Given text:
_____
Friends, we are gathered here to witness and to celebrate the marriage of BRIDE and GROOM. We have come to be with them and rejoice with them in making this important commitment. The essence of this commitment is the taking of another person in his or her entirety, as lover, companion and friend. It is a promise to share, forever, in one another's dreams for the future and in the joys and sorrows of the present. It is a firm and unshakeable vow to live life together, as long as life persists.
A wedding is not the time such a vow is made. BRIDE and GROOM made their decision to wed long before today, under circumstances far more intimate. Perhaps even they can not say exactly when it became inevitable that they would join their lives in matrimony. Surely the decision was made in their hearts before any promise crossed their lips.
The purpose of a wedding is to publicly declare this decision -- these vows already made. You have been invited to witness this declaration. You are their family. You are their closest friends. It is natural that BRIDE and GROOM should want to share with you the great joy that they feel in their love.
But you have been invited as more than mere spectators. A wedding is at once an intensely private and a fundamentally public affair. Just as is the product of a wedding, the family. The most private of institutions, the family is also a fundamental unit of community and civilization. A family's obligation is not only to itself, but also to the society to which it belongs. And society in turn, has it's obligations to the families that comprise it.
_____
Data:
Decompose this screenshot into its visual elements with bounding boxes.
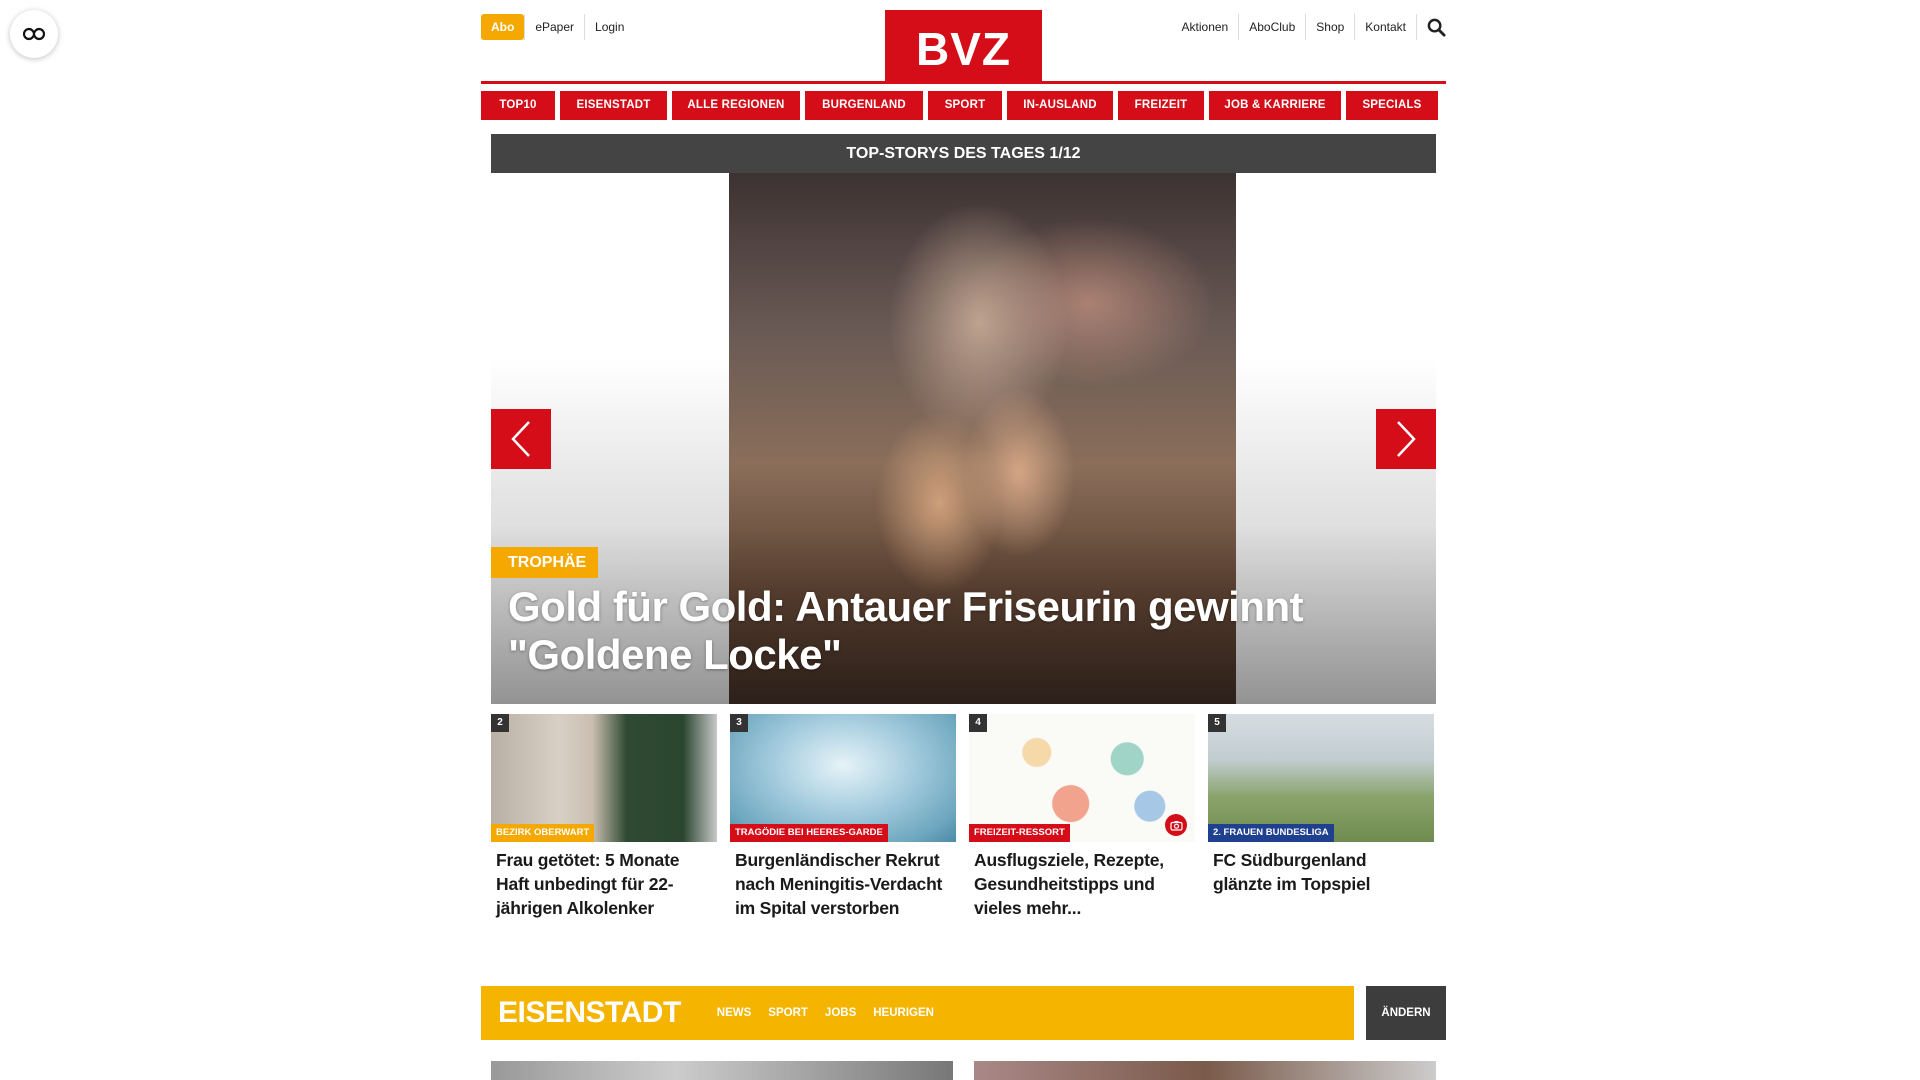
_____
Exercise description: Pick up the wedding ceremony text where it stops and keep writing in the same voice. The listing was taken from a different source than the text.

Right answer:
As BRIDE and GROOM's family and their most trusted friends, you have in the past helped to shape them. You have helped them to overcome life's various obstacles. They ask you to recognize them as a new family and to offer them the same support and friendship as they embark together as family on their married life. We are here today then, to celebrate the love which BRIDE and GROOM have for each other, and to give social recognition to their decision to accept each other totally and permanently. Into this state of marriage these two persons come now to be united.
PLEASE JOIN HANDS.
GROOM, do you take BRIDE to be the wife of your days, to love and to cherish, to honor and to comfort, in sickness and in health, in sorrow or in joy, to have and to hold from this day forward? If so, please answer, I DO.
BRIDE, do you take GROOM to be the husband of your days, to love and to cherish, to honor and to comfort, in sickness and in health, in sorrow or in joy, to have and to hold from this day forward? If so, please answer, I DO.
GROOM, what pledge do you offer in token of your vows?
As you place this ring, the symbol of your commitment in marriage on the third finger of BRIDE's left hand, please repeat after me: With this ring I wed you, and pledge my faithful love, for as long as my life shall last.
BRIDE, what pledge do you offer in token of your vows?
As you place this ring, the symbol of your commitment in marriage on the third finger of GROOM's left hand, please repeat after me: With this ring I wed you, and pledge my faithful love, for as long as my life shall last.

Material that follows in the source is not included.